_Problem to work on_
Only lines with the string "frac" matter here; gather them from the material below.
+ + + +
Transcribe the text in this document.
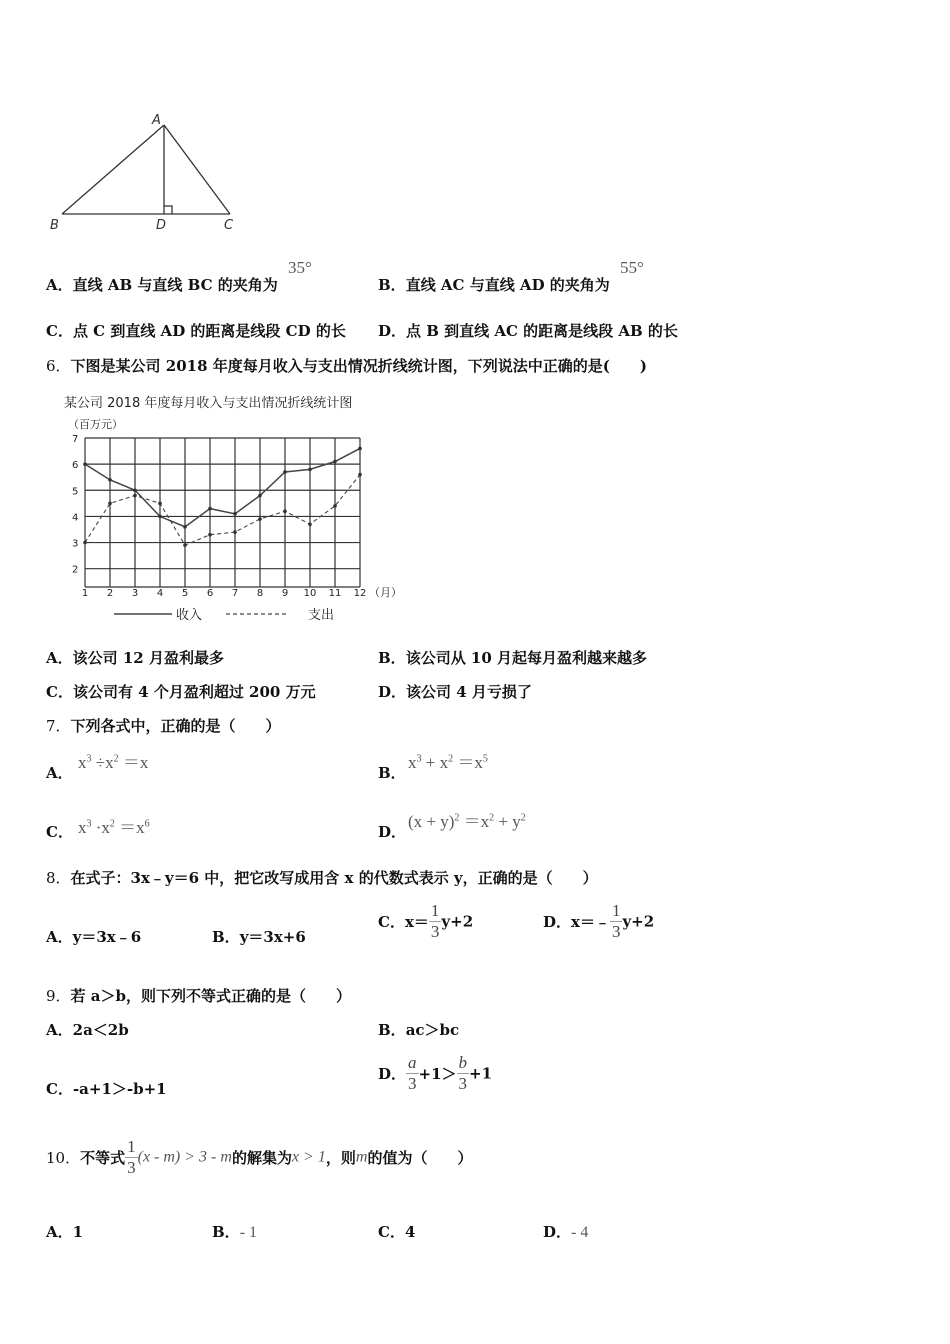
A
B	D	C
A．直线 AB 与直线 BC 的夹角为
35°
B．直线 AC 与直线 AD 的夹角为
55°
C．点 C 到直线 AD 的距离是线段 CD 的长 D．点 B 到直线 AC 的距离是线段 AB 的长
6．下图是某公司 2018 年度每月收入与支出情况折线统计图，下列说法中正确的是(　　)
某公司 2018 年度每月收入与支出情况折线统计图
（百万元）
（月）
2
3
4
5
6
7
1 2 3 4 5 6 7 8 9 10 11 12
收入	支出
A．该公司 12 月盈利最多	B．该公司从 10 月起每月盈利越来越多
C．该公司有 4 个月盈利超过 200 万元	D．该公司 4 月亏损了
7．下列各式中，正确的是（　　）
A．
$x^3 \div x^2 =x$
B．
$x^3 + x^2 =x^5$
C． $x^3 \cdot x^2 =x^6$	D．
$(x + y)^2 =x^2 + y^2$
8．在式子：3x﹣y＝6 中，把它改写成用含 x 的代数式表示 y，正确的是（　　）
A．y＝3x﹣6	B．y＝3x+6
C．$x= \frac{1}{3} y+2$	D．x＝﹣ $\frac{1}{3} y+2$
9．若 a＞b，则下列不等式正确的是（　　）
A．2a＜2b	B．ac＞bc
C．-a+1＞-b+1
D． $\frac{a}{3} +1> \frac{b}{3} +1$
10．不等式 $\frac{1}{3} (x - m) > 3 - m$的解集为x > 1，则m的值为（　　）
A．1	B．- 1	C．4	D．- 4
+ + + +
_Solved problem_
C．$x= \frac{1}{3} y+2$	D．x＝﹣ $\frac{1}{3} y+2$
D． $\frac{a}{3} +1> \frac{b}{3} +1$
10．不等式 $\frac{1}{3} (x - m) > 3 - m$的解集为x > 1，则m的值为（　　）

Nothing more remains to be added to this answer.